What the task asks: Report only the number of lines in this material that include the string "into".
— Start Records to use —
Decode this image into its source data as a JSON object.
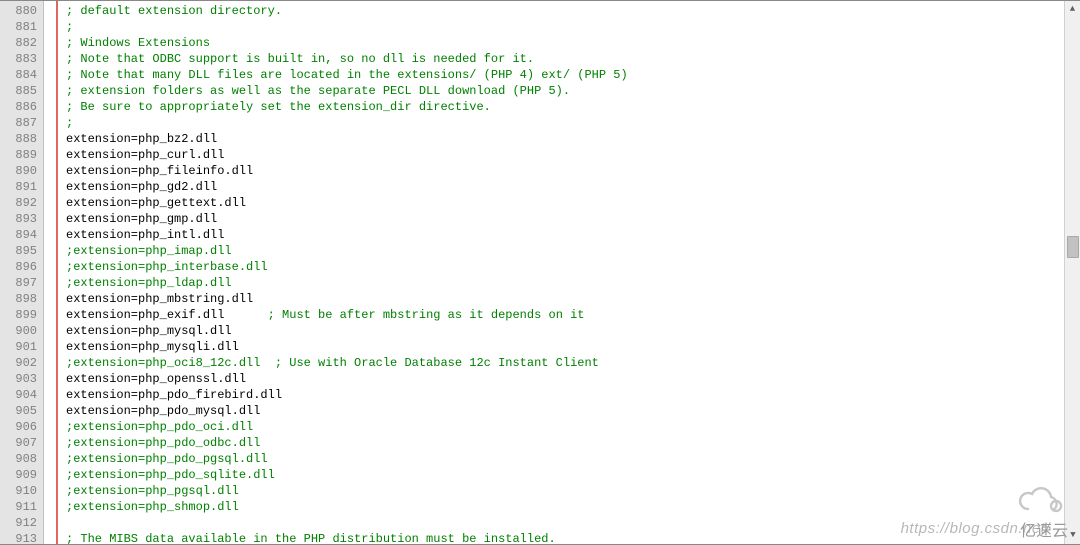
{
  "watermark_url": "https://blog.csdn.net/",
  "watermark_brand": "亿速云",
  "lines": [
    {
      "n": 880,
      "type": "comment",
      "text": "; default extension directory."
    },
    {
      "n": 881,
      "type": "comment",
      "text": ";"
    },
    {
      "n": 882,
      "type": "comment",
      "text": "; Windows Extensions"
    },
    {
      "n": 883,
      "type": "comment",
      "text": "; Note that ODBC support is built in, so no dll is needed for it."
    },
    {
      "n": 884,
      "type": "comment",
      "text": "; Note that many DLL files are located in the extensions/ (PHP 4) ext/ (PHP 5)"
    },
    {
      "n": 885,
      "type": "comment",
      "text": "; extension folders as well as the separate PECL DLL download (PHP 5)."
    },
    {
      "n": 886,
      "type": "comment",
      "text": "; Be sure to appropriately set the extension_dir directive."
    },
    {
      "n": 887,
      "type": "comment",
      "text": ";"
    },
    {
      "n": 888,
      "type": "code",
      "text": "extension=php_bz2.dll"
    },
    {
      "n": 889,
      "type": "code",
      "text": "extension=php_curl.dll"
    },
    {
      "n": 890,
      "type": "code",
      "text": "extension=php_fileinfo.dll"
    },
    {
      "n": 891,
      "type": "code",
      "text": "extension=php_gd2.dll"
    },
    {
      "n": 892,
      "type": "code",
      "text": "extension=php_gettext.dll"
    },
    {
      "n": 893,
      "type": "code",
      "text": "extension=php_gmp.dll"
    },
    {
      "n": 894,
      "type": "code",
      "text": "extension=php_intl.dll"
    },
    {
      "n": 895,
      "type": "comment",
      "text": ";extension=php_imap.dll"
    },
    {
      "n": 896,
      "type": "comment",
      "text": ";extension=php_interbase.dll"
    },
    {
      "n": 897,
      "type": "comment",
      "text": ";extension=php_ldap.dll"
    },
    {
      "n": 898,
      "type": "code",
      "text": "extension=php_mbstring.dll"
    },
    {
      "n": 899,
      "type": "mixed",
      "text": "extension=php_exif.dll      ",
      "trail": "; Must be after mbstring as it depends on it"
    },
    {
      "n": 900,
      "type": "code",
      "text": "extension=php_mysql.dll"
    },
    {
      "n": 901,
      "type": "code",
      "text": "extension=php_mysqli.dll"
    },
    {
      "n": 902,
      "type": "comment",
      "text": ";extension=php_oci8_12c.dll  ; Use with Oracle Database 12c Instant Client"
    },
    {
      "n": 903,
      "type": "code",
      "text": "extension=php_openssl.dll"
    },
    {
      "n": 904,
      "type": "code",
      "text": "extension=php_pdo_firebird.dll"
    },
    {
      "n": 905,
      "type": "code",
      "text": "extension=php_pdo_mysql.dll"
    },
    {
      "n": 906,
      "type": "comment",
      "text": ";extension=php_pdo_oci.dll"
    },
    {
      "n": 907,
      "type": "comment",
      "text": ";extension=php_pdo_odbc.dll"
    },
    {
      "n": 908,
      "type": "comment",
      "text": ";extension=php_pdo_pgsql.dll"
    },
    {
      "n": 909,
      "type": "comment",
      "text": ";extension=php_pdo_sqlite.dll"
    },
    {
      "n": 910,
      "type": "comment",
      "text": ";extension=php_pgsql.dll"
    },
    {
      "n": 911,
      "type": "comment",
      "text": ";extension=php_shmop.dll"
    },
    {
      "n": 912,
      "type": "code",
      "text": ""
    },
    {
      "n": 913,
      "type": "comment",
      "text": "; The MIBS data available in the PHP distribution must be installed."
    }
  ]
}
— End Records to use —
— Start Records to use —
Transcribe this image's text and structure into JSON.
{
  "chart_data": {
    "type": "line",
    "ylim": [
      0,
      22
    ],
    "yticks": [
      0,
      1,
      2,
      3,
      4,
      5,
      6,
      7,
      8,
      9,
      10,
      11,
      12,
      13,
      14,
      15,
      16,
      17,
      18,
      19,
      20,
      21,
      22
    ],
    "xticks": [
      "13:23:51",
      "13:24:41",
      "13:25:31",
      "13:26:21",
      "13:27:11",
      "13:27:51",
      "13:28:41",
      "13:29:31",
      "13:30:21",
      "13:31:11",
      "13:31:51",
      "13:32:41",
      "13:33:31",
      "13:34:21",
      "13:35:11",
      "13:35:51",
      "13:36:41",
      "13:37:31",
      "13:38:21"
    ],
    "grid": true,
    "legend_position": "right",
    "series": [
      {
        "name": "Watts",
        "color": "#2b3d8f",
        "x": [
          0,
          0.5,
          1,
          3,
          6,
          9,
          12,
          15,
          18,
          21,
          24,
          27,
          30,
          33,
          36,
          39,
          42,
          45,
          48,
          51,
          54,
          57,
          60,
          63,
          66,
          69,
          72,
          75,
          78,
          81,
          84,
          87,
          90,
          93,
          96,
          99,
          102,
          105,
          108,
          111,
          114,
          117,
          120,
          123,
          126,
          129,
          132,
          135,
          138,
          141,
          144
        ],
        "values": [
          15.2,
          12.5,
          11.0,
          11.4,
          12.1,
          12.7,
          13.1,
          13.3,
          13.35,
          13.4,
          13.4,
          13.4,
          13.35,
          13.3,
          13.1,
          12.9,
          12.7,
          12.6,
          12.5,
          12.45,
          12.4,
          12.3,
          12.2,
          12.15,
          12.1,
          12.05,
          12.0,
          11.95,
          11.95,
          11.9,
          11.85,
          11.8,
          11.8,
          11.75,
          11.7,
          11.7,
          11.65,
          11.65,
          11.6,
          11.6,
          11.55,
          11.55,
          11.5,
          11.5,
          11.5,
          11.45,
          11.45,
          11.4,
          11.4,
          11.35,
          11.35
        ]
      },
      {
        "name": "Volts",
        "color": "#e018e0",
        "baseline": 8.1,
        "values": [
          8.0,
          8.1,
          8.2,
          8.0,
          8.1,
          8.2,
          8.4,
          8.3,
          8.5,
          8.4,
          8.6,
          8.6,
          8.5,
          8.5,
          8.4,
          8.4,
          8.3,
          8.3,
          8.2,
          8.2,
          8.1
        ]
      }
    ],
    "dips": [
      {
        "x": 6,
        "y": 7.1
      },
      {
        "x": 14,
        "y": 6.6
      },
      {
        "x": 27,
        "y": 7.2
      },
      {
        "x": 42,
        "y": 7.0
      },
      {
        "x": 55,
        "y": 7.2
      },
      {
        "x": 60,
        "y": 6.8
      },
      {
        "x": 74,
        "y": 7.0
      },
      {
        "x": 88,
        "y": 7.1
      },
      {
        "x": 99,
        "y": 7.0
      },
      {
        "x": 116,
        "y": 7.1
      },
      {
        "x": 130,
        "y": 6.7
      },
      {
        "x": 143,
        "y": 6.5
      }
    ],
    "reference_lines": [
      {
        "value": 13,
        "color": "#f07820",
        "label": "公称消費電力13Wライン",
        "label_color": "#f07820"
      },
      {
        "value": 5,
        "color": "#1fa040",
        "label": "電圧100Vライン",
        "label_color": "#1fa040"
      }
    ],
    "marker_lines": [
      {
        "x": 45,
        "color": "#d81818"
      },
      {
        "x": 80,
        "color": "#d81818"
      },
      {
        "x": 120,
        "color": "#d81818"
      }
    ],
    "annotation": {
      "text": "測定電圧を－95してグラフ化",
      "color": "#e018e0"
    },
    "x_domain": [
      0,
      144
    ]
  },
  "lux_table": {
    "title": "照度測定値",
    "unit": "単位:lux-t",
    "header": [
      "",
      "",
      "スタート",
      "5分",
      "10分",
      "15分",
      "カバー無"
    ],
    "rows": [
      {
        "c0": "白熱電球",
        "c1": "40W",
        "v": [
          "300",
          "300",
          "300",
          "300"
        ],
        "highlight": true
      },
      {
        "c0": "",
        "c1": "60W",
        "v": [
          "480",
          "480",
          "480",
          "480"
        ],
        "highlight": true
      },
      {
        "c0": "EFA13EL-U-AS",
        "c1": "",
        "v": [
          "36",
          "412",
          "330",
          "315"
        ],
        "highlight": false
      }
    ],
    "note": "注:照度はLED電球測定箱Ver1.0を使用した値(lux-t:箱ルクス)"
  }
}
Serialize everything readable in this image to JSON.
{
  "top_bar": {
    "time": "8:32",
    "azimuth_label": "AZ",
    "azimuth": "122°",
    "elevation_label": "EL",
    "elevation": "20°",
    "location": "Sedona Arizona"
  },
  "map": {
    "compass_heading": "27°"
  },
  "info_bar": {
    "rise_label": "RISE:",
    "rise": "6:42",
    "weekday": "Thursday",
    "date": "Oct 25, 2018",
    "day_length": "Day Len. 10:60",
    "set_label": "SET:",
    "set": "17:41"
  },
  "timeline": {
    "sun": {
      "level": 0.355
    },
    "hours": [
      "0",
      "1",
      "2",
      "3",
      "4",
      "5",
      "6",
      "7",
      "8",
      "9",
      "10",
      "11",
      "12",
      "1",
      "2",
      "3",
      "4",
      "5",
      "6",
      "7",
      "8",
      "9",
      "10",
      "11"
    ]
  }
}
— End Records to use —
Full output: 2